(Records)
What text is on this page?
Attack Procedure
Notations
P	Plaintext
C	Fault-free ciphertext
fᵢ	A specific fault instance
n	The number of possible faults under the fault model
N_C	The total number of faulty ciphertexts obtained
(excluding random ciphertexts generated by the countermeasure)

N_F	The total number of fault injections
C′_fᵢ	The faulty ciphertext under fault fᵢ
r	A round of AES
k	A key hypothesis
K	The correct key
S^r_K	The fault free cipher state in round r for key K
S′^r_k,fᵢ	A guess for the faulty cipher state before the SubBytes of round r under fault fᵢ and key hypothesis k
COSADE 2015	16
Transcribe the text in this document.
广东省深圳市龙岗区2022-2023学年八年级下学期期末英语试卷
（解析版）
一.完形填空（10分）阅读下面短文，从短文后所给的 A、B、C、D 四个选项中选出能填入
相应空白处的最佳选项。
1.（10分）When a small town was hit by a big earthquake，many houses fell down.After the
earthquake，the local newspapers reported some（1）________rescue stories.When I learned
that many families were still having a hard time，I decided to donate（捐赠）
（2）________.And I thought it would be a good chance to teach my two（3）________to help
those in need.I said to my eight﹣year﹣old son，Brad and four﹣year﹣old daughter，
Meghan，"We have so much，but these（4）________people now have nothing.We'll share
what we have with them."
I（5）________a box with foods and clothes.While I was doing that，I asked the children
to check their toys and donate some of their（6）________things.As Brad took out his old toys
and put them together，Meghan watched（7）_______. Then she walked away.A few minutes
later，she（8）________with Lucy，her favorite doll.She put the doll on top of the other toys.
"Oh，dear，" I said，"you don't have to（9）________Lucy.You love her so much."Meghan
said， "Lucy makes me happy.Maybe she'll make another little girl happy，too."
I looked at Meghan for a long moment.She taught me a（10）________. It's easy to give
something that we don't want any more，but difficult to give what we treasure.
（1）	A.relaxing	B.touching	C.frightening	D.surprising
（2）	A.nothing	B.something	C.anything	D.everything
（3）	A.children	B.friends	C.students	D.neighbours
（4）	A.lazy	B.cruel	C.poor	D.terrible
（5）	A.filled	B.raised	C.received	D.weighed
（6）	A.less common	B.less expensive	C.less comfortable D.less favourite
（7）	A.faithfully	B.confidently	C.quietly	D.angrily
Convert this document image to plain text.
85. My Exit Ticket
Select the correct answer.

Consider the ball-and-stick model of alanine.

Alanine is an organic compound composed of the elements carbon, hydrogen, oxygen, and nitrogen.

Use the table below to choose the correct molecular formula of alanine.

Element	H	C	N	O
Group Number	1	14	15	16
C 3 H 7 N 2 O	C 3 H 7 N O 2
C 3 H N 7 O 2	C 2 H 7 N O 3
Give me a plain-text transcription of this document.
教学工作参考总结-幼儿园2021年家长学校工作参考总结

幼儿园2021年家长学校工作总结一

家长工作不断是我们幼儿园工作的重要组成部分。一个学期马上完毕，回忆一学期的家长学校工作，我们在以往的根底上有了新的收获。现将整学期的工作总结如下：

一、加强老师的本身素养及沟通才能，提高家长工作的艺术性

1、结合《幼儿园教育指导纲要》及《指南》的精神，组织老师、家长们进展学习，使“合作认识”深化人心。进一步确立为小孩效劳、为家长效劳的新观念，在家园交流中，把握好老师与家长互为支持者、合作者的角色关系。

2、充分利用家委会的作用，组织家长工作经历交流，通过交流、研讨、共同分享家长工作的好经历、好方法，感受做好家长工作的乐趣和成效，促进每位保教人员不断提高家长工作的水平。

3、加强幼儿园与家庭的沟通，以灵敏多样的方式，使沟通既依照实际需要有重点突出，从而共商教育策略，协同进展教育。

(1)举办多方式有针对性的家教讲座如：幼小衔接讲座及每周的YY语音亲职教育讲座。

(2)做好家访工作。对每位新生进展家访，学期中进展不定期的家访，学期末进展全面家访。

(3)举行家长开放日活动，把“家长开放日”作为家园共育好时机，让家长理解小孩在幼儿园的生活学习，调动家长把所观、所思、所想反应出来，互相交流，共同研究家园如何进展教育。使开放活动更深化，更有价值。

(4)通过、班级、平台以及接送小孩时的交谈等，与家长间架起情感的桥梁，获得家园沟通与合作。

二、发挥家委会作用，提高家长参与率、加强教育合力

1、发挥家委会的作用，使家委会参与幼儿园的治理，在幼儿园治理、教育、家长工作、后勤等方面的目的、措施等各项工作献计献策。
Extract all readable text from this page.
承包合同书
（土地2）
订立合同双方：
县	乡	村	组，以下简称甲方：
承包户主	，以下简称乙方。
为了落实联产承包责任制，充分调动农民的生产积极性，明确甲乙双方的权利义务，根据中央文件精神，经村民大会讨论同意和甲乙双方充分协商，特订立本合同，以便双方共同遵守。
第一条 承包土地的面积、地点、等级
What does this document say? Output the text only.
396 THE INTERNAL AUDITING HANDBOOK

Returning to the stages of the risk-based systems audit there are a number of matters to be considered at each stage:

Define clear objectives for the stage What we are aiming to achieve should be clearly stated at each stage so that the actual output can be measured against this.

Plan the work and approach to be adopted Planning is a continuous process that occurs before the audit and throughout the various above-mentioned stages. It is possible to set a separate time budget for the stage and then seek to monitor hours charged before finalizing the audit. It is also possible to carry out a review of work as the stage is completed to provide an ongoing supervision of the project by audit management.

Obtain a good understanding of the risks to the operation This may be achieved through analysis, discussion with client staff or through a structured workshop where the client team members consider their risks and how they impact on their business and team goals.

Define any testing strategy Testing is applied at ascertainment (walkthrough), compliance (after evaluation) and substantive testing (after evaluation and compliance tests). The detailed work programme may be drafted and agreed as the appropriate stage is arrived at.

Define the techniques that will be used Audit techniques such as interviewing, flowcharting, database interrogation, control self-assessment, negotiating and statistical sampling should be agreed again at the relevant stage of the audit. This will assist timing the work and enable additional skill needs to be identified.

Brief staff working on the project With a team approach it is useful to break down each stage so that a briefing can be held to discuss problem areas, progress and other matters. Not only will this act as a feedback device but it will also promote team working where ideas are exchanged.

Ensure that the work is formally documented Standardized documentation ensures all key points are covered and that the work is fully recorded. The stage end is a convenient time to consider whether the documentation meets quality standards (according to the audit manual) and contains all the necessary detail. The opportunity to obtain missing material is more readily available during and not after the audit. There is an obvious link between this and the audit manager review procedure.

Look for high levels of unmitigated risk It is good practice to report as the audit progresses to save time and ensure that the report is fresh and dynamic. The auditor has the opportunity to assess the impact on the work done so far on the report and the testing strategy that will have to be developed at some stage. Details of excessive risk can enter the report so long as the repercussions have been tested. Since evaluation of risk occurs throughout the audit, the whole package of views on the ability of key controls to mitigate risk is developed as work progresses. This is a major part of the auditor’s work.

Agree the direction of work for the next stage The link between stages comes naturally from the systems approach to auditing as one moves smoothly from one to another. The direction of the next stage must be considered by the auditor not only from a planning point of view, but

[Problem to work on] Copy out all of the records above with nothing altered.

[Expected output]
What text is on this page?
Attack Procedure
Notations
P	Plaintext
C	Fault-free ciphertext
fᵢ	A specific fault instance
n	The number of possible faults under the fault model
N_C	The total number of faulty ciphertexts obtained
(excluding random ciphertexts generated by the countermeasure)

N_F	The total number of fault injections
C′_fᵢ	The faulty ciphertext under fault fᵢ
r	A round of AES
k	A key hypothesis
K	The correct key
S^r_K	The fault free cipher state in round r for key K
S′^r_k,fᵢ	A guess for the faulty cipher state before the SubBytes of round r under fault fᵢ and key hypothesis k
COSADE 2015	16
Transcribe the text in this document.
广东省深圳市龙岗区2022-2023学年八年级下学期期末英语试卷
（解析版）
一.完形填空（10分）阅读下面短文，从短文后所给的 A、B、C、D 四个选项中选出能填入
相应空白处的最佳选项。
1.（10分）When a small town was hit by a big earthquake，many houses fell down.After the
earthquake，the local newspapers reported some（1）________rescue stories.When I learned
that many families were still having a hard time，I decided to donate（捐赠）
（2）________.And I thought it would be a good chance to teach my two（3）________to help
those in need.I said to my eight﹣year﹣old son，Brad and four﹣year﹣old daughter，
Meghan，"We have so much，but these（4）________people now have nothing.We'll share
what we have with them."
I（5）________a box with foods and clothes.While I was doing that，I asked the children
to check their toys and donate some of their（6）________things.As Brad took out his old toys
and put them together，Meghan watched（7）_______. Then she walked away.A few minutes
later，she（8）________with Lucy，her favorite doll.She put the doll on top of the other toys.
"Oh，dear，" I said，"you don't have to（9）________Lucy.You love her so much."Meghan
said， "Lucy makes me happy.Maybe she'll make another little girl happy，too."
I looked at Meghan for a long moment.She taught me a（10）________. It's easy to give
something that we don't want any more，but difficult to give what we treasure.
（1）	A.relaxing	B.touching	C.frightening	D.surprising
（2）	A.nothing	B.something	C.anything	D.everything
（3）	A.children	B.friends	C.students	D.neighbours
（4）	A.lazy	B.cruel	C.poor	D.terrible
（5）	A.filled	B.raised	C.received	D.weighed
（6）	A.less common	B.less expensive	C.less comfortable D.less favourite
（7）	A.faithfully	B.confidently	C.quietly	D.angrily
Convert this document image to plain text.
85. My Exit Ticket
Select the correct answer.

Consider the ball-and-stick model of alanine.

Alanine is an organic compound composed of the elements carbon, hydrogen, oxygen, and nitrogen.

Use the table below to choose the correct molecular formula of alanine.

Element	H	C	N	O
Group Number	1	14	15	16
C 3 H 7 N 2 O	C 3 H 7 N O 2
C 3 H N 7 O 2	C 2 H 7 N O 3
Give me a plain-text transcription of this document.
教学工作参考总结-幼儿园2021年家长学校工作参考总结

幼儿园2021年家长学校工作总结一

家长工作不断是我们幼儿园工作的重要组成部分。一个学期马上完毕，回忆一学期的家长学校工作，我们在以往的根底上有了新的收获。现将整学期的工作总结如下：

一、加强老师的本身素养及沟通才能，提高家长工作的艺术性

1、结合《幼儿园教育指导纲要》及《指南》的精神，组织老师、家长们进展学习，使“合作认识”深化人心。进一步确立为小孩效劳、为家长效劳的新观念，在家园交流中，把握好老师与家长互为支持者、合作者的角色关系。

2、充分利用家委会的作用，组织家长工作经历交流，通过交流、研讨、共同分享家长工作的好经历、好方法，感受做好家长工作的乐趣和成效，促进每位保教人员不断提高家长工作的水平。

3、加强幼儿园与家庭的沟通，以灵敏多样的方式，使沟通既依照实际需要有重点突出，从而共商教育策略，协同进展教育。

(1)举办多方式有针对性的家教讲座如：幼小衔接讲座及每周的YY语音亲职教育讲座。

(2)做好家访工作。对每位新生进展家访，学期中进展不定期的家访，学期末进展全面家访。

(3)举行家长开放日活动，把“家长开放日”作为家园共育好时机，让家长理解小孩在幼儿园的生活学习，调动家长把所观、所思、所想反应出来，互相交流，共同研究家园如何进展教育。使开放活动更深化，更有价值。

(4)通过、班级、平台以及接送小孩时的交谈等，与家长间架起情感的桥梁，获得家园沟通与合作。

二、发挥家委会作用，提高家长参与率、加强教育合力

1、发挥家委会的作用，使家委会参与幼儿园的治理，在幼儿园治理、教育、家长工作、后勤等方面的目的、措施等各项工作献计献策。
Extract all readable text from this page.
承包合同书
（土地2）
订立合同双方：
县	乡	村	组，以下简称甲方：
承包户主	，以下简称乙方。
为了落实联产承包责任制，充分调动农民的生产积极性，明确甲乙双方的权利义务，根据中央文件精神，经村民大会讨论同意和甲乙双方充分协商，特订立本合同，以便双方共同遵守。
第一条 承包土地的面积、地点、等级
What does this document say? Output the text only.
396 THE INTERNAL AUDITING HANDBOOK

Returning to the stages of the risk-based systems audit there are a number of matters to be considered at each stage:

Define clear objectives for the stage What we are aiming to achieve should be clearly stated at each stage so that the actual output can be measured against this.

Plan the work and approach to be adopted Planning is a continuous process that occurs before the audit and throughout the various above-mentioned stages. It is possible to set a separate time budget for the stage and then seek to monitor hours charged before finalizing the audit. It is also possible to carry out a review of work as the stage is completed to provide an ongoing supervision of the project by audit management.

Obtain a good understanding of the risks to the operation This may be achieved through analysis, discussion with client staff or through a structured workshop where the client team members consider their risks and how they impact on their business and team goals.

Define any testing strategy Testing is applied at ascertainment (walkthrough), compliance (after evaluation) and substantive testing (after evaluation and compliance tests). The detailed work programme may be drafted and agreed as the appropriate stage is arrived at.

Define the techniques that will be used Audit techniques such as interviewing, flowcharting, database interrogation, control self-assessment, negotiating and statistical sampling should be agreed again at the relevant stage of the audit. This will assist timing the work and enable additional skill needs to be identified.

Brief staff working on the project With a team approach it is useful to break down each stage so that a briefing can be held to discuss problem areas, progress and other matters. Not only will this act as a feedback device but it will also promote team working where ideas are exchanged.

Ensure that the work is formally documented Standardized documentation ensures all key points are covered and that the work is fully recorded. The stage end is a convenient time to consider whether the documentation meets quality standards (according to the audit manual) and contains all the necessary detail. The opportunity to obtain missing material is more readily available during and not after the audit. There is an obvious link between this and the audit manager review procedure.

Look for high levels of unmitigated risk It is good practice to report as the audit progresses to save time and ensure that the report is fresh and dynamic. The auditor has the opportunity to assess the impact on the work done so far on the report and the testing strategy that will have to be developed at some stage. Details of excessive risk can enter the report so long as the repercussions have been tested. Since evaluation of risk occurs throughout the audit, the whole package of views on the ability of key controls to mitigate risk is developed as work progresses. This is a major part of the auditor’s work.

Agree the direction of work for the next stage The link between stages comes naturally from the systems approach to auditing as one moves smoothly from one to another. The direction of the next stage must be considered by the auditor not only from a planning point of view, but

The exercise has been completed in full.